Search the data below for the word "Poitiers" and copy each line that holds it.

* _Data to use_:

========================================================================

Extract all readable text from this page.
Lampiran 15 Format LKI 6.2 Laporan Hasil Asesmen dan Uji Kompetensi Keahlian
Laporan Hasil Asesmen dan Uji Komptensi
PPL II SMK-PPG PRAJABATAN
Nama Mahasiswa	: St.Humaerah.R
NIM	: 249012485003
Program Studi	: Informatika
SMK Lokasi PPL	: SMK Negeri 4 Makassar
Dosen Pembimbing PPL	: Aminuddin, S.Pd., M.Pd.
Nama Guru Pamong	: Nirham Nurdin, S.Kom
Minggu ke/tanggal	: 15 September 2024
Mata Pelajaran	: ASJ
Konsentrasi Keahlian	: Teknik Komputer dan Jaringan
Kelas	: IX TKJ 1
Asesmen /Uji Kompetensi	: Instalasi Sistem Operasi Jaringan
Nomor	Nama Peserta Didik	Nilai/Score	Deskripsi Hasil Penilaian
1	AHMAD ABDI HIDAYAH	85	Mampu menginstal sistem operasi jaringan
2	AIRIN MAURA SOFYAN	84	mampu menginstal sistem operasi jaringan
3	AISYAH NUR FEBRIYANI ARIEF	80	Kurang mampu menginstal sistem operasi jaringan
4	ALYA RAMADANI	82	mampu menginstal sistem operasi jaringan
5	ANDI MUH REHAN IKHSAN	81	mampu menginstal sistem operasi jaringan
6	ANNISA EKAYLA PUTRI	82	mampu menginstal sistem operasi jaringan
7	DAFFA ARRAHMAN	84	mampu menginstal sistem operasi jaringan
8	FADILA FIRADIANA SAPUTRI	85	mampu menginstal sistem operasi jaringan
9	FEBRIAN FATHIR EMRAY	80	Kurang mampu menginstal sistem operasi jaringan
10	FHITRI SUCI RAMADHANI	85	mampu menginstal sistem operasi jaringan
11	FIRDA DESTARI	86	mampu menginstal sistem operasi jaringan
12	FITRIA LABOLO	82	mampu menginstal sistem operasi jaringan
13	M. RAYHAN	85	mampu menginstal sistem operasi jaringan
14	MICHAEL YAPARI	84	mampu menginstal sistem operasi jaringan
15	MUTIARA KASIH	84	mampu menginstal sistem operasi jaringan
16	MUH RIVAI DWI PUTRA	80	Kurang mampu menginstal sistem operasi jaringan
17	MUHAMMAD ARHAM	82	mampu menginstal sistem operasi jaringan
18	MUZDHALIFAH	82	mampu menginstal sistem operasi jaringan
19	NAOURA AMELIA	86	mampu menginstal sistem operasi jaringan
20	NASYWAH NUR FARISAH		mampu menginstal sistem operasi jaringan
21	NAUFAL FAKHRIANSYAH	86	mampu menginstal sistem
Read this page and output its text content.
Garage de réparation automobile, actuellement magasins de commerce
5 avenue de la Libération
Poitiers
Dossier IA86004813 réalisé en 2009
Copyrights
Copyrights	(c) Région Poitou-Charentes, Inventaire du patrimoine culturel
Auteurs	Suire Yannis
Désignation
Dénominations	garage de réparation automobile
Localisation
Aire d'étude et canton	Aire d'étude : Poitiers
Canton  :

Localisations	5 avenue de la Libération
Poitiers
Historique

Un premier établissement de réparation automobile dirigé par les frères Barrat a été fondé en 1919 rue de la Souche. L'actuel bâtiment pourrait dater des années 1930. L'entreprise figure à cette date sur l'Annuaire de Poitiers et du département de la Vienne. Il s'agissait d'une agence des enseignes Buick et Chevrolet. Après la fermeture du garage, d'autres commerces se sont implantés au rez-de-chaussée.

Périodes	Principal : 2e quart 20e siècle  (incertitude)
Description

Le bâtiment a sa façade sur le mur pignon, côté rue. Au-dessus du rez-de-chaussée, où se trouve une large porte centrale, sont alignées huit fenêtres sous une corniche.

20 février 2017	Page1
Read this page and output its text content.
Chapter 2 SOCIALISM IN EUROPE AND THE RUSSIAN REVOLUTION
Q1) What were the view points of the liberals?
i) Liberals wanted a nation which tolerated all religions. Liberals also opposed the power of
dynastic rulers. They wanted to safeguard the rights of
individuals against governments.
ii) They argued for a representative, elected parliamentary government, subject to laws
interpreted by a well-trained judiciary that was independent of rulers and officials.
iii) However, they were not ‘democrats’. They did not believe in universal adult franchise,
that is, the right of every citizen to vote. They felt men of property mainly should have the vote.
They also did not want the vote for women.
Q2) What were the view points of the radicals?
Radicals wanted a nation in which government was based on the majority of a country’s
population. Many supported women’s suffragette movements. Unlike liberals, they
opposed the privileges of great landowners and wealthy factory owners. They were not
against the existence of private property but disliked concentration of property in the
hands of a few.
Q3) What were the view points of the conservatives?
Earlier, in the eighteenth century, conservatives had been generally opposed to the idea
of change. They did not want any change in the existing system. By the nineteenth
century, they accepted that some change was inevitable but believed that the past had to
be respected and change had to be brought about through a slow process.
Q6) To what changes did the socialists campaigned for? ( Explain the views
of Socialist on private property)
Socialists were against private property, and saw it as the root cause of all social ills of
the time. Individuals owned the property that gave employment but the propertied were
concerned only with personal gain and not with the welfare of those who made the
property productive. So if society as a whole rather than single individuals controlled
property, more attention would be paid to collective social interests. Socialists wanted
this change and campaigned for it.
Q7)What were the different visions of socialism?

========================================================================

* _Problem solution_:
Poitiers
Aire d'étude et canton	Aire d'étude : Poitiers
Poitiers
Un premier établissement de réparation automobile dirigé par les frères Barrat a été fondé en 1919 rue de la Souche. L'actuel bâtiment pourrait dater des années 1930. L'entreprise figure à cette date sur l'Annuaire de Poitiers et du département de la Vienne. Il s'agissait d'une agence des enseignes Buick et Chevrolet. Après la fermeture du garage, d'autres commerces se sont implantés au rez-de-chaussée.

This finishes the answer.